▶ _Dataset records_
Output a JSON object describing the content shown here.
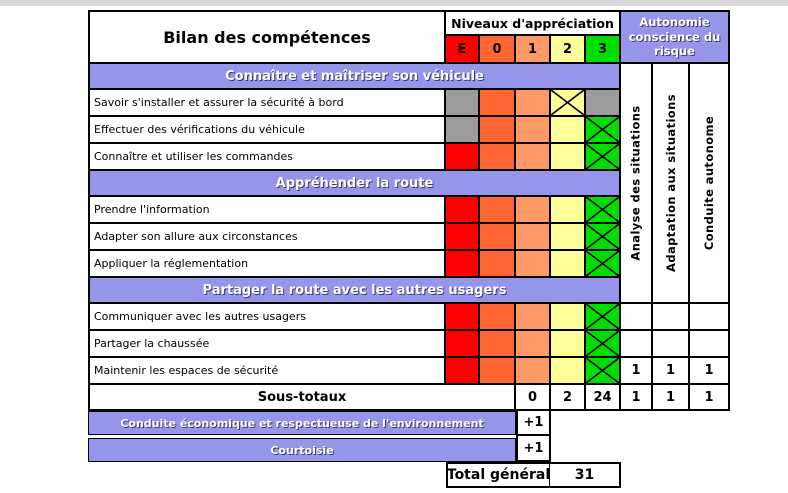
{
  "window": {
    "top_strip_color": "#D9D9D9"
  },
  "colors": {
    "accent_purple": "#9595EA",
    "na_gray": "#9C9C9C",
    "border": "#000000",
    "header_text_shadow": "#3b3b6e"
  },
  "table": {
    "title": "Bilan des compétences",
    "levels_header": "Niveaux d'appréciation",
    "levels": [
      {
        "label": "E",
        "color": "#FF0000"
      },
      {
        "label": "0",
        "color": "#FF6633"
      },
      {
        "label": "1",
        "color": "#FF9966"
      },
      {
        "label": "2",
        "color": "#FFFF99"
      },
      {
        "label": "3",
        "color": "#00DD00"
      }
    ],
    "autonomy": {
      "header": "Autonomie conscience du risque",
      "columns": [
        "Analyse des situations",
        "Adaptation aux situations",
        "Conduite autonome"
      ]
    },
    "sections": [
      {
        "label": "Connaître et maîtriser son véhicule",
        "rows": [
          {
            "label": "Savoir s'installer et assurer la sécurité à bord",
            "cells": [
              "na",
              "plain",
              "plain",
              "x",
              "na"
            ],
            "autonomy": null
          },
          {
            "label": "Effectuer des vérifications du véhicule",
            "cells": [
              "na",
              "plain",
              "plain",
              "plain",
              "x"
            ],
            "autonomy": null
          },
          {
            "label": "Connaître et utiliser les commandes",
            "cells": [
              "plain",
              "plain",
              "plain",
              "plain",
              "x"
            ],
            "autonomy": null
          }
        ]
      },
      {
        "label": "Appréhender la route",
        "rows": [
          {
            "label": "Prendre l'information",
            "cells": [
              "plain",
              "plain",
              "plain",
              "plain",
              "x"
            ],
            "autonomy": null
          },
          {
            "label": "Adapter son allure aux circonstances",
            "cells": [
              "plain",
              "plain",
              "plain",
              "plain",
              "x"
            ],
            "autonomy": null
          },
          {
            "label": "Appliquer la réglementation",
            "cells": [
              "plain",
              "plain",
              "plain",
              "plain",
              "x"
            ],
            "autonomy": null
          }
        ]
      },
      {
        "label": "Partager la route avec les autres usagers",
        "rows": [
          {
            "label": "Communiquer avec les autres usagers",
            "cells": [
              "plain",
              "plain",
              "plain",
              "plain",
              "x"
            ],
            "autonomy": [
              "",
              "",
              ""
            ]
          },
          {
            "label": "Partager la chaussée",
            "cells": [
              "plain",
              "plain",
              "plain",
              "plain",
              "x"
            ],
            "autonomy": [
              "",
              "",
              ""
            ]
          },
          {
            "label": "Maintenir les espaces de sécurité",
            "cells": [
              "plain",
              "plain",
              "plain",
              "plain",
              "x"
            ],
            "autonomy": [
              "1",
              "1",
              "1"
            ]
          }
        ]
      }
    ],
    "subtotals": {
      "label": "Sous-totaux",
      "values": [
        "0",
        "2",
        "24"
      ],
      "autonomy": [
        "1",
        "1",
        "1"
      ]
    },
    "bonus": [
      {
        "label": "Conduite économique et respectueuse de l'environnement",
        "value": "+1"
      },
      {
        "label": "Courtoisie",
        "value": "+1"
      }
    ],
    "total": {
      "label": "Total général",
      "value": "31"
    }
  }
}
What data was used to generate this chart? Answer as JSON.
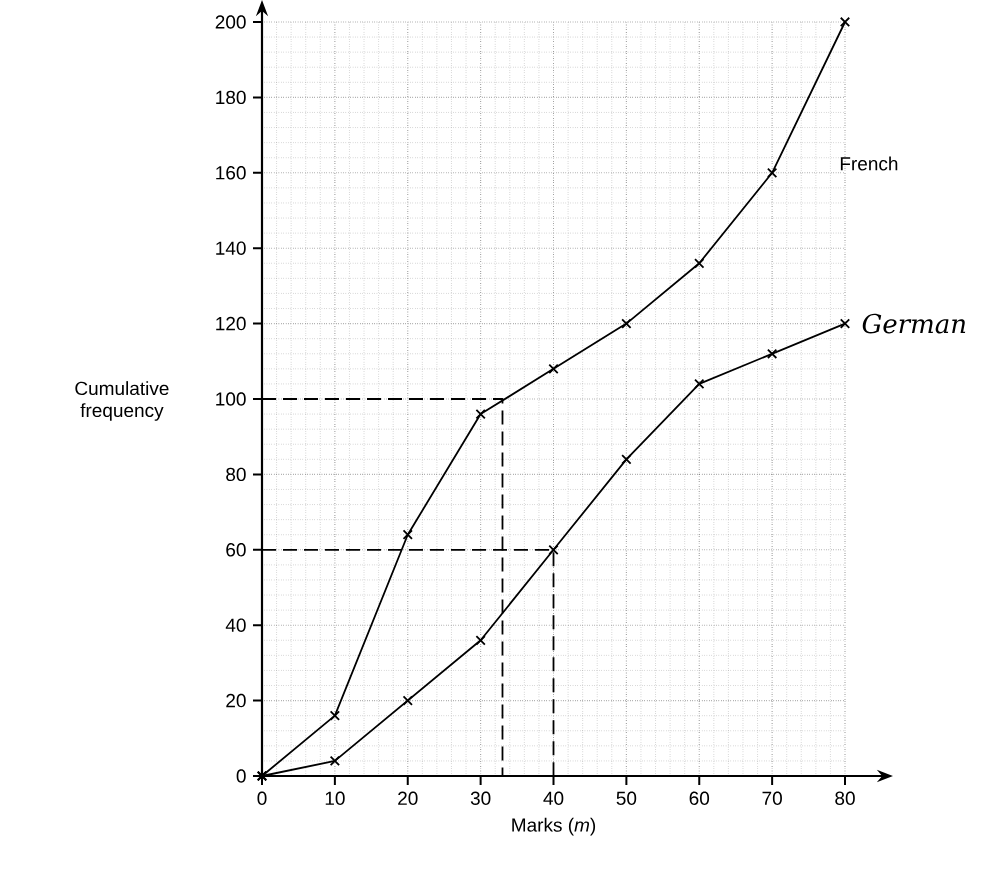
{
  "chart_data": {
    "type": "line",
    "xlabel": "Marks (*m*)",
    "ylabel": "Cumulative frequency",
    "x": [
      0,
      10,
      20,
      30,
      40,
      50,
      60,
      70,
      80
    ],
    "series": [
      {
        "name": "French",
        "color": "#000000",
        "values": [
          0,
          16,
          64,
          96,
          108,
          120,
          136,
          160,
          200
        ]
      },
      {
        "name": "German",
        "color": "#000000",
        "values": [
          0,
          4,
          20,
          36,
          60,
          84,
          104,
          112,
          120
        ]
      },
      {
        "color": "#000000",
        "x": [
          0,
          33,
          33
        ],
        "values": [
          100,
          100,
          0
        ],
        "line_style": "dashed",
        "marker": "none"
      },
      {
        "color": "#000000",
        "x": [
          0,
          40,
          40
        ],
        "values": [
          60,
          60,
          0
        ],
        "line_style": "dashed",
        "marker": "none"
      }
    ],
    "xlim": [
      0,
      80
    ],
    "ylim": [
      0,
      200
    ],
    "xticks": [
      0,
      10,
      20,
      30,
      40,
      50,
      60,
      70,
      80
    ],
    "yticks": [
      0,
      20,
      40,
      60,
      80,
      100,
      120,
      140,
      160,
      180,
      200
    ],
    "grid": true,
    "marker": "cross",
    "line_style": "solid"
  }
}
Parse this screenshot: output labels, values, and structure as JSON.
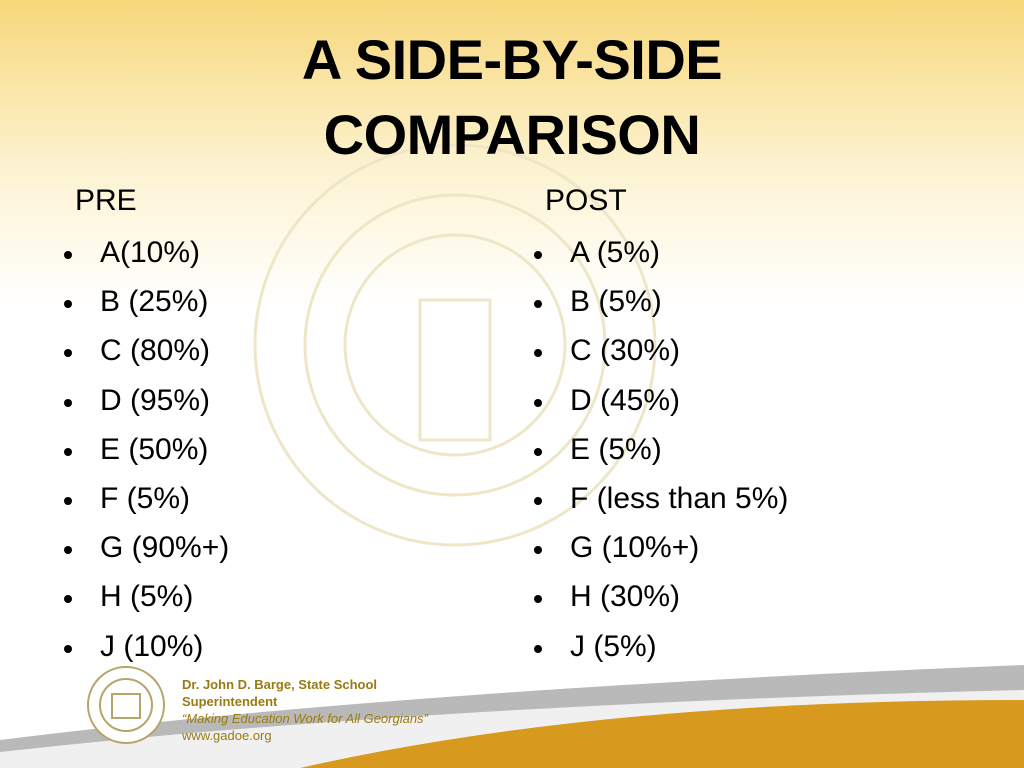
{
  "title": [
    "A SIDE-BY-SIDE",
    "COMPARISON"
  ],
  "columns": [
    {
      "heading": "PRE",
      "items": [
        "A(10%)",
        "B (25%)",
        "C (80%)",
        "D (95%)",
        "E (50%)",
        "F (5%)",
        "G (90%+)",
        "H (5%)",
        "J (10%)"
      ]
    },
    {
      "heading": "POST",
      "items": [
        "A (5%)",
        "B (5%)",
        "C (30%)",
        "D (45%)",
        "E (5%)",
        "F (less than 5%)",
        "G (10%+)",
        "H (30%)",
        "J (5%)"
      ]
    }
  ],
  "footer": {
    "name": "Dr. John D. Barge, State School Superintendent",
    "motto": "“Making Education Work for All Georgians”",
    "url": "www.gadoe.org"
  }
}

▶ _Written problem_
Among the lines of the data above, count those holding "Partager" and state only the number.

▶ _Written answer_
2